_WHAT THE EXERCISE ASKS:_ Each record needs to be echoed exactly; can you do that?
#### MATERIAL FOR THE TASK
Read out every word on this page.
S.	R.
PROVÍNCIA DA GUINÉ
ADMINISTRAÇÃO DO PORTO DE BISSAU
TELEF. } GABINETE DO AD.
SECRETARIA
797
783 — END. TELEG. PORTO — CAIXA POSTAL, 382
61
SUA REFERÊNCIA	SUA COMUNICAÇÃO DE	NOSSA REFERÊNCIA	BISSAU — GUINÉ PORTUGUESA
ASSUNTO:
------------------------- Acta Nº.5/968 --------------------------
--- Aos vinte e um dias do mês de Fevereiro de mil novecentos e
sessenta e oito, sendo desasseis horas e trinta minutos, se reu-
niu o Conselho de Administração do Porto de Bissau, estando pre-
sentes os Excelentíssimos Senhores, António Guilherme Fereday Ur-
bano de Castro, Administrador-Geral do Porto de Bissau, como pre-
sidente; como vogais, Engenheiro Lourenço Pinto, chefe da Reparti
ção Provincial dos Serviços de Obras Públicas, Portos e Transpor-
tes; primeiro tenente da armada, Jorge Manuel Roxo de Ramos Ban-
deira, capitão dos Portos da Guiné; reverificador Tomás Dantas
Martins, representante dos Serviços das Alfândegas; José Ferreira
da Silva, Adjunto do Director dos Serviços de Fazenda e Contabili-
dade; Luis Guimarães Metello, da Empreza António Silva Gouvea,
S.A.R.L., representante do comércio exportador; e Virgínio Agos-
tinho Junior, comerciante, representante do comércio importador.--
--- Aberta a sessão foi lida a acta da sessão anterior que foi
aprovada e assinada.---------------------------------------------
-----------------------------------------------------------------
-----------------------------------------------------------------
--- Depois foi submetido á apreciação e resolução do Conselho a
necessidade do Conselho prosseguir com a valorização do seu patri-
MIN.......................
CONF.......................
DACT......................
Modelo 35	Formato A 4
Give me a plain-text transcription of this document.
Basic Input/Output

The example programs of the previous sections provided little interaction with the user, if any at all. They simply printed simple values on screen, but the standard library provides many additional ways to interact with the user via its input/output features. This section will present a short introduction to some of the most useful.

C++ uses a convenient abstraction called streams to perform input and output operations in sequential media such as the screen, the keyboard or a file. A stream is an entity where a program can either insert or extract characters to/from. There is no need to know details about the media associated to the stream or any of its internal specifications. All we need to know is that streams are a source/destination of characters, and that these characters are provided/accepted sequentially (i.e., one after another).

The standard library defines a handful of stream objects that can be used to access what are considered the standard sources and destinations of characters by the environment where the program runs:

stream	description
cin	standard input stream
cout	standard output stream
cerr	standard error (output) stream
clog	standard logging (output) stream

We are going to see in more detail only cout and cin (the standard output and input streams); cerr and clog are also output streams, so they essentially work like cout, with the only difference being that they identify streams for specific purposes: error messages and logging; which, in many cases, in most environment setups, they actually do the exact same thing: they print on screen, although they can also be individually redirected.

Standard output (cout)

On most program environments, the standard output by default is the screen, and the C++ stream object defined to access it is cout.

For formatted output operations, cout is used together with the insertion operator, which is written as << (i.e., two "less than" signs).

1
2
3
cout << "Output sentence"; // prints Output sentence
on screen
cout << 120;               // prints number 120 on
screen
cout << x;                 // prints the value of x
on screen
########
_COMPLETED EXERCISE:_
Read out every word on this page.
S.	R.
PROVÍNCIA DA GUINÉ
ADMINISTRAÇÃO DO PORTO DE BISSAU
TELEF. } GABINETE DO AD.
SECRETARIA
797
783 — END. TELEG. PORTO — CAIXA POSTAL, 382
61
SUA REFERÊNCIA	SUA COMUNICAÇÃO DE	NOSSA REFERÊNCIA	BISSAU — GUINÉ PORTUGUESA
ASSUNTO:
------------------------- Acta Nº.5/968 --------------------------
--- Aos vinte e um dias do mês de Fevereiro de mil novecentos e
sessenta e oito, sendo desasseis horas e trinta minutos, se reu-
niu o Conselho de Administração do Porto de Bissau, estando pre-
sentes os Excelentíssimos Senhores, António Guilherme Fereday Ur-
bano de Castro, Administrador-Geral do Porto de Bissau, como pre-
sidente; como vogais, Engenheiro Lourenço Pinto, chefe da Reparti
ção Provincial dos Serviços de Obras Públicas, Portos e Transpor-
tes; primeiro tenente da armada, Jorge Manuel Roxo de Ramos Ban-
deira, capitão dos Portos da Guiné; reverificador Tomás Dantas
Martins, representante dos Serviços das Alfândegas; José Ferreira
da Silva, Adjunto do Director dos Serviços de Fazenda e Contabili-
dade; Luis Guimarães Metello, da Empreza António Silva Gouvea,
S.A.R.L., representante do comércio exportador; e Virgínio Agos-
tinho Junior, comerciante, representante do comércio importador.--
--- Aberta a sessão foi lida a acta da sessão anterior que foi
aprovada e assinada.---------------------------------------------
-----------------------------------------------------------------
-----------------------------------------------------------------
--- Depois foi submetido á apreciação e resolução do Conselho a
necessidade do Conselho prosseguir com a valorização do seu patri-
MIN.......................
CONF.......................
DACT......................
Modelo 35	Formato A 4
Give me a plain-text transcription of this document.
Basic Input/Output

The example programs of the previous sections provided little interaction with the user, if any at all. They simply printed simple values on screen, but the standard library provides many additional ways to interact with the user via its input/output features. This section will present a short introduction to some of the most useful.

C++ uses a convenient abstraction called streams to perform input and output operations in sequential media such as the screen, the keyboard or a file. A stream is an entity where a program can either insert or extract characters to/from. There is no need to know details about the media associated to the stream or any of its internal specifications. All we need to know is that streams are a source/destination of characters, and that these characters are provided/accepted sequentially (i.e., one after another).

The standard library defines a handful of stream objects that can be used to access what are considered the standard sources and destinations of characters by the environment where the program runs:

stream	description
cin	standard input stream
cout	standard output stream
cerr	standard error (output) stream
clog	standard logging (output) stream

We are going to see in more detail only cout and cin (the standard output and input streams); cerr and clog are also output streams, so they essentially work like cout, with the only difference being that they identify streams for specific purposes: error messages and logging; which, in many cases, in most environment setups, they actually do the exact same thing: they print on screen, although they can also be individually redirected.

Standard output (cout)

On most program environments, the standard output by default is the screen, and the C++ stream object defined to access it is cout.

For formatted output operations, cout is used together with the insertion operator, which is written as << (i.e., two "less than" signs).

1
2
3
cout << "Output sentence"; // prints Output sentence
on screen
cout << 120;               // prints number 120 on
screen
cout << x;                 // prints the value of x
on screen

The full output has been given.